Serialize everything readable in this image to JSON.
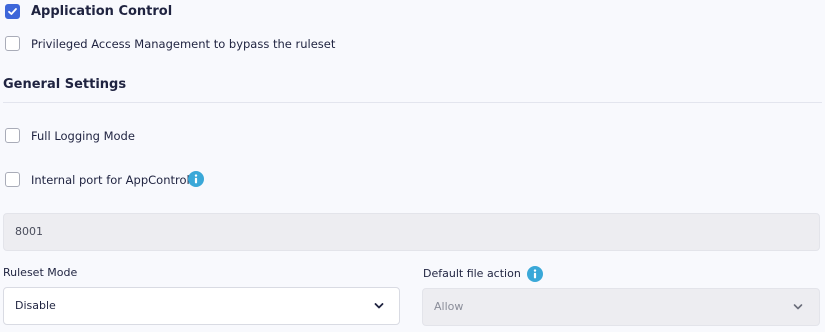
{
  "app_control": {
    "label": "Application Control",
    "checked": true
  },
  "pam_bypass": {
    "label": "Privileged Access Management to bypass the ruleset",
    "checked": false
  },
  "general_settings": {
    "title": "General Settings",
    "full_logging": {
      "label": "Full Logging Mode",
      "checked": false
    },
    "internal_port": {
      "label": "Internal port for AppControl",
      "checked": false,
      "icon": "info-icon"
    },
    "port_value": "8001"
  },
  "ruleset_mode": {
    "label": "Ruleset Mode",
    "value": "Disable"
  },
  "default_file_action": {
    "label": "Default file action",
    "value": "Allow",
    "icon": "info-icon"
  },
  "colors": {
    "accent": "#3d66d9",
    "info": "#3aa8d8",
    "text": "#1f2340"
  }
}
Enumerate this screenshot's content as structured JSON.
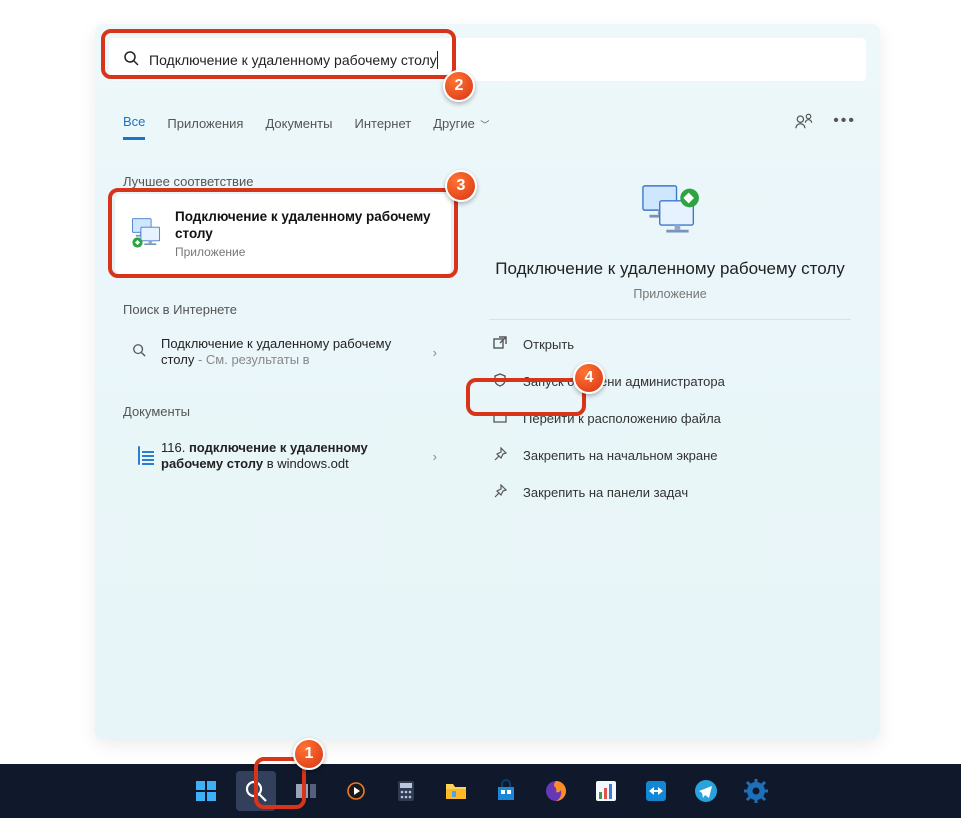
---
* Exercise details *
Give an exact copy of the material, leaving out every picture.

* Task answer *
Serialize everything readable in this image to JSON.
{
  "app_control": {
    "label": "Application Control",
    "checked": true
  },
  "pam_bypass": {
    "label": "Privileged Access Management to bypass the ruleset",
    "checked": false
  },
  "general_settings": {
    "title": "General Settings",
    "full_logging": {
      "label": "Full Logging Mode",
      "checked": false
    },
    "internal_port": {
      "label": "Internal port for AppControl",
      "checked": false,
      "icon": "info-icon"
    },
    "port_value": "8001"
  },
  "ruleset_mode": {
    "label": "Ruleset Mode",
    "value": "Disable"
  },
  "default_file_action": {
    "label": "Default file action",
    "value": "Allow",
    "icon": "info-icon"
  },
  "colors": {
    "accent": "#3d66d9",
    "info": "#3aa8d8",
    "text": "#1f2340"
  }
}
Enumerate this screenshot's content as structured JSON.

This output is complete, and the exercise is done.